[Stored items]
○ ○ ○

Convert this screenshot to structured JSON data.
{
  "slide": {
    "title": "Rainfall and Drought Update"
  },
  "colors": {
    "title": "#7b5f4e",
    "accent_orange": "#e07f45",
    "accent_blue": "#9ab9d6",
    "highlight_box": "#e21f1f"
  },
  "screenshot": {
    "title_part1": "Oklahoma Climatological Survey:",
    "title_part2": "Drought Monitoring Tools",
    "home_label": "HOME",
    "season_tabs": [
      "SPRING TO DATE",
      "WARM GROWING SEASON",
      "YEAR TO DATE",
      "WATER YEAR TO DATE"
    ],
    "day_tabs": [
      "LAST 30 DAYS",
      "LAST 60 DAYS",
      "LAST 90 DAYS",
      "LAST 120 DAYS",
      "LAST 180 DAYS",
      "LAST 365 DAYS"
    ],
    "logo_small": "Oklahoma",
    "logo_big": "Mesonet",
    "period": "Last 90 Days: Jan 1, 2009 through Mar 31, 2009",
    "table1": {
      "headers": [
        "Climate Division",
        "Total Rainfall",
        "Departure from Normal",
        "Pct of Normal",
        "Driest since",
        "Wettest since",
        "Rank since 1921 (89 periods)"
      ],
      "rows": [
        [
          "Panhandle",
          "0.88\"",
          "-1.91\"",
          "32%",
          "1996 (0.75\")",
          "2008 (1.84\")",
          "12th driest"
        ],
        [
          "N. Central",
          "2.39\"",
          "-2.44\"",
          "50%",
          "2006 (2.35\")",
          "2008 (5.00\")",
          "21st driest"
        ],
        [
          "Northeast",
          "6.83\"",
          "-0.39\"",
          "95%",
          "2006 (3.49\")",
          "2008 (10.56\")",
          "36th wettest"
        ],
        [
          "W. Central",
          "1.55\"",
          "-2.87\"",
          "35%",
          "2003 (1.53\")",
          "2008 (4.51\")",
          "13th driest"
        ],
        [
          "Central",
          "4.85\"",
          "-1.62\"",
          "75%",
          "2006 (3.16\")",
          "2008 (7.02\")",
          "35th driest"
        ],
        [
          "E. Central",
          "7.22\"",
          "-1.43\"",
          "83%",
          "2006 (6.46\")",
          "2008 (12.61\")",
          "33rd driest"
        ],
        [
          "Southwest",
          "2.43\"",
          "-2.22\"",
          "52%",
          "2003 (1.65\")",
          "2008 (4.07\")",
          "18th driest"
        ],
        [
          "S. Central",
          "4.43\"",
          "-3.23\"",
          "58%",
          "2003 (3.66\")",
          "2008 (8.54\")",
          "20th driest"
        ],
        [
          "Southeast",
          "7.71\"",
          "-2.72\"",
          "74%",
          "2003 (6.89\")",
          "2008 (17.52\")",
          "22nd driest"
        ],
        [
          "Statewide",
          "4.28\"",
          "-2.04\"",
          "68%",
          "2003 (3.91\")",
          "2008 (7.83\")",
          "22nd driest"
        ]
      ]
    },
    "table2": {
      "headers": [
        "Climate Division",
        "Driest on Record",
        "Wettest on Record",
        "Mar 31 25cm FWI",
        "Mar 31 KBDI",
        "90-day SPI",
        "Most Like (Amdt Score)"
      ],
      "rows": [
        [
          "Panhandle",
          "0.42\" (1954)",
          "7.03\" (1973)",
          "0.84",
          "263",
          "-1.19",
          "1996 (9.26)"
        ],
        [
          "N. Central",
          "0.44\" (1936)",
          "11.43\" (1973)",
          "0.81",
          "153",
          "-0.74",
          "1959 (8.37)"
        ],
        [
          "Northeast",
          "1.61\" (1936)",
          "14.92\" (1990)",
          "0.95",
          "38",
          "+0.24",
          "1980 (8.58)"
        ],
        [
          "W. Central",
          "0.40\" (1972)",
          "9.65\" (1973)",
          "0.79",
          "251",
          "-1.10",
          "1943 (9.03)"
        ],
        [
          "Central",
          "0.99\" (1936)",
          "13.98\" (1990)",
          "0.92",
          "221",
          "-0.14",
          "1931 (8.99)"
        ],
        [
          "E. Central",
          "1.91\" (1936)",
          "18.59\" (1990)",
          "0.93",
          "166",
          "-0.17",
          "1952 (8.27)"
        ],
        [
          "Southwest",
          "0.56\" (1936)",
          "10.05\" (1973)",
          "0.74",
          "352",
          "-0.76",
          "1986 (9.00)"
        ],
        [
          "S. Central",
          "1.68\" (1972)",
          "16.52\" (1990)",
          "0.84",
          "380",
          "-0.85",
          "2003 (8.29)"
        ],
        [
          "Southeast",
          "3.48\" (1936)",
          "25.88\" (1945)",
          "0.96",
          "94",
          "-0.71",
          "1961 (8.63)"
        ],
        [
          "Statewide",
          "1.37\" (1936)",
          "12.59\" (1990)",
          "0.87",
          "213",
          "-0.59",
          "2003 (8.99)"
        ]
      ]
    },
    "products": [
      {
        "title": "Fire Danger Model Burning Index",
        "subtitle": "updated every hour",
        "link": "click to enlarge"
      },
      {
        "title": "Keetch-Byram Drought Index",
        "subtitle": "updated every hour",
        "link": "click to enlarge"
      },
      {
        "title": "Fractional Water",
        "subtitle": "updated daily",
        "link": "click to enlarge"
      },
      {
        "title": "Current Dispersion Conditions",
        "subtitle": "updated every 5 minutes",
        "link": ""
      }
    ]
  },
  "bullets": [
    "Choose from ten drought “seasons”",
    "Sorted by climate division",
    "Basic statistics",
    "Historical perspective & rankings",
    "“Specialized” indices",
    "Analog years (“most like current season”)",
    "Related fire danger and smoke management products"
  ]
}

○ ○ ○

*Set exercise*.
Write every line of the material above again, exactly.

*Response*.
Convert this screenshot to structured JSON data.
{
  "slide": {
    "title": "Rainfall and Drought Update"
  },
  "colors": {
    "title": "#7b5f4e",
    "accent_orange": "#e07f45",
    "accent_blue": "#9ab9d6",
    "highlight_box": "#e21f1f"
  },
  "screenshot": {
    "title_part1": "Oklahoma Climatological Survey:",
    "title_part2": "Drought Monitoring Tools",
    "home_label": "HOME",
    "season_tabs": [
      "SPRING TO DATE",
      "WARM GROWING SEASON",
      "YEAR TO DATE",
      "WATER YEAR TO DATE"
    ],
    "day_tabs": [
      "LAST 30 DAYS",
      "LAST 60 DAYS",
      "LAST 90 DAYS",
      "LAST 120 DAYS",
      "LAST 180 DAYS",
      "LAST 365 DAYS"
    ],
    "logo_small": "Oklahoma",
    "logo_big": "Mesonet",
    "period": "Last 90 Days: Jan 1, 2009 through Mar 31, 2009",
    "table1": {
      "headers": [
        "Climate Division",
        "Total Rainfall",
        "Departure from Normal",
        "Pct of Normal",
        "Driest since",
        "Wettest since",
        "Rank since 1921 (89 periods)"
      ],
      "rows": [
        [
          "Panhandle",
          "0.88\"",
          "-1.91\"",
          "32%",
          "1996 (0.75\")",
          "2008 (1.84\")",
          "12th driest"
        ],
        [
          "N. Central",
          "2.39\"",
          "-2.44\"",
          "50%",
          "2006 (2.35\")",
          "2008 (5.00\")",
          "21st driest"
        ],
        [
          "Northeast",
          "6.83\"",
          "-0.39\"",
          "95%",
          "2006 (3.49\")",
          "2008 (10.56\")",
          "36th wettest"
        ],
        [
          "W. Central",
          "1.55\"",
          "-2.87\"",
          "35%",
          "2003 (1.53\")",
          "2008 (4.51\")",
          "13th driest"
        ],
        [
          "Central",
          "4.85\"",
          "-1.62\"",
          "75%",
          "2006 (3.16\")",
          "2008 (7.02\")",
          "35th driest"
        ],
        [
          "E. Central",
          "7.22\"",
          "-1.43\"",
          "83%",
          "2006 (6.46\")",
          "2008 (12.61\")",
          "33rd driest"
        ],
        [
          "Southwest",
          "2.43\"",
          "-2.22\"",
          "52%",
          "2003 (1.65\")",
          "2008 (4.07\")",
          "18th driest"
        ],
        [
          "S. Central",
          "4.43\"",
          "-3.23\"",
          "58%",
          "2003 (3.66\")",
          "2008 (8.54\")",
          "20th driest"
        ],
        [
          "Southeast",
          "7.71\"",
          "-2.72\"",
          "74%",
          "2003 (6.89\")",
          "2008 (17.52\")",
          "22nd driest"
        ],
        [
          "Statewide",
          "4.28\"",
          "-2.04\"",
          "68%",
          "2003 (3.91\")",
          "2008 (7.83\")",
          "22nd driest"
        ]
      ]
    },
    "table2": {
      "headers": [
        "Climate Division",
        "Driest on Record",
        "Wettest on Record",
        "Mar 31 25cm FWI",
        "Mar 31 KBDI",
        "90-day SPI",
        "Most Like (Amdt Score)"
      ],
      "rows": [
        [
          "Panhandle",
          "0.42\" (1954)",
          "7.03\" (1973)",
          "0.84",
          "263",
          "-1.19",
          "1996 (9.26)"
        ],
        [
          "N. Central",
          "0.44\" (1936)",
          "11.43\" (1973)",
          "0.81",
          "153",
          "-0.74",
          "1959 (8.37)"
        ],
        [
          "Northeast",
          "1.61\" (1936)",
          "14.92\" (1990)",
          "0.95",
          "38",
          "+0.24",
          "1980 (8.58)"
        ],
        [
          "W. Central",
          "0.40\" (1972)",
          "9.65\" (1973)",
          "0.79",
          "251",
          "-1.10",
          "1943 (9.03)"
        ],
        [
          "Central",
          "0.99\" (1936)",
          "13.98\" (1990)",
          "0.92",
          "221",
          "-0.14",
          "1931 (8.99)"
        ],
        [
          "E. Central",
          "1.91\" (1936)",
          "18.59\" (1990)",
          "0.93",
          "166",
          "-0.17",
          "1952 (8.27)"
        ],
        [
          "Southwest",
          "0.56\" (1936)",
          "10.05\" (1973)",
          "0.74",
          "352",
          "-0.76",
          "1986 (9.00)"
        ],
        [
          "S. Central",
          "1.68\" (1972)",
          "16.52\" (1990)",
          "0.84",
          "380",
          "-0.85",
          "2003 (8.29)"
        ],
        [
          "Southeast",
          "3.48\" (1936)",
          "25.88\" (1945)",
          "0.96",
          "94",
          "-0.71",
          "1961 (8.63)"
        ],
        [
          "Statewide",
          "1.37\" (1936)",
          "12.59\" (1990)",
          "0.87",
          "213",
          "-0.59",
          "2003 (8.99)"
        ]
      ]
    },
    "products": [
      {
        "title": "Fire Danger Model Burning Index",
        "subtitle": "updated every hour",
        "link": "click to enlarge"
      },
      {
        "title": "Keetch-Byram Drought Index",
        "subtitle": "updated every hour",
        "link": "click to enlarge"
      },
      {
        "title": "Fractional Water",
        "subtitle": "updated daily",
        "link": "click to enlarge"
      },
      {
        "title": "Current Dispersion Conditions",
        "subtitle": "updated every 5 minutes",
        "link": ""
      }
    ]
  },
  "bullets": [
    "Choose from ten drought “seasons”",
    "Sorted by climate division",
    "Basic statistics",
    "Historical perspective & rankings",
    "“Specialized” indices",
    "Analog years (“most like current season”)",
    "Related fire danger and smoke management products"
  ]
}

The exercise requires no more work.